▸ **DATA SHOWN**:

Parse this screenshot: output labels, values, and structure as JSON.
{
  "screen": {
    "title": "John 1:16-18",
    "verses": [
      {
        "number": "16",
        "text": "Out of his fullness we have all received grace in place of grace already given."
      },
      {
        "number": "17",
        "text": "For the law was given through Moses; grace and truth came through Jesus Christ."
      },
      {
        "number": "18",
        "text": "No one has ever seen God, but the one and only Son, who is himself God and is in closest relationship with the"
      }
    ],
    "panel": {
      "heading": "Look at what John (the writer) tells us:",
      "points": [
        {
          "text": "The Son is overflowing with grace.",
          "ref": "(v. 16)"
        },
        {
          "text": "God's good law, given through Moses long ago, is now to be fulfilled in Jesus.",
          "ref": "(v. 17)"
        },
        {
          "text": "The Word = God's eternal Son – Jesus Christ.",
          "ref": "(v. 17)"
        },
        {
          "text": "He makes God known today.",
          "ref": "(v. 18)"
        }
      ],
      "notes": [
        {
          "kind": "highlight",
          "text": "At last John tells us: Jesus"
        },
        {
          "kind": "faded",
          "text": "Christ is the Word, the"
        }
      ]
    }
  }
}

▸ **STATED EXERCISE**:
Write out the full set of records exactly as given.

▸ **SOLUTION BELOW**:
Parse this screenshot: output labels, values, and structure as JSON.
{
  "screen": {
    "title": "John 1:16-18",
    "verses": [
      {
        "number": "16",
        "text": "Out of his fullness we have all received grace in place of grace already given."
      },
      {
        "number": "17",
        "text": "For the law was given through Moses; grace and truth came through Jesus Christ."
      },
      {
        "number": "18",
        "text": "No one has ever seen God, but the one and only Son, who is himself God and is in closest relationship with the"
      }
    ],
    "panel": {
      "heading": "Look at what John (the writer) tells us:",
      "points": [
        {
          "text": "The Son is overflowing with grace.",
          "ref": "(v. 16)"
        },
        {
          "text": "God's good law, given through Moses long ago, is now to be fulfilled in Jesus.",
          "ref": "(v. 17)"
        },
        {
          "text": "The Word = God's eternal Son – Jesus Christ.",
          "ref": "(v. 17)"
        },
        {
          "text": "He makes God known today.",
          "ref": "(v. 18)"
        }
      ],
      "notes": [
        {
          "kind": "highlight",
          "text": "At last John tells us: Jesus"
        },
        {
          "kind": "faded",
          "text": "Christ is the Word, the"
        }
      ]
    }
  }
}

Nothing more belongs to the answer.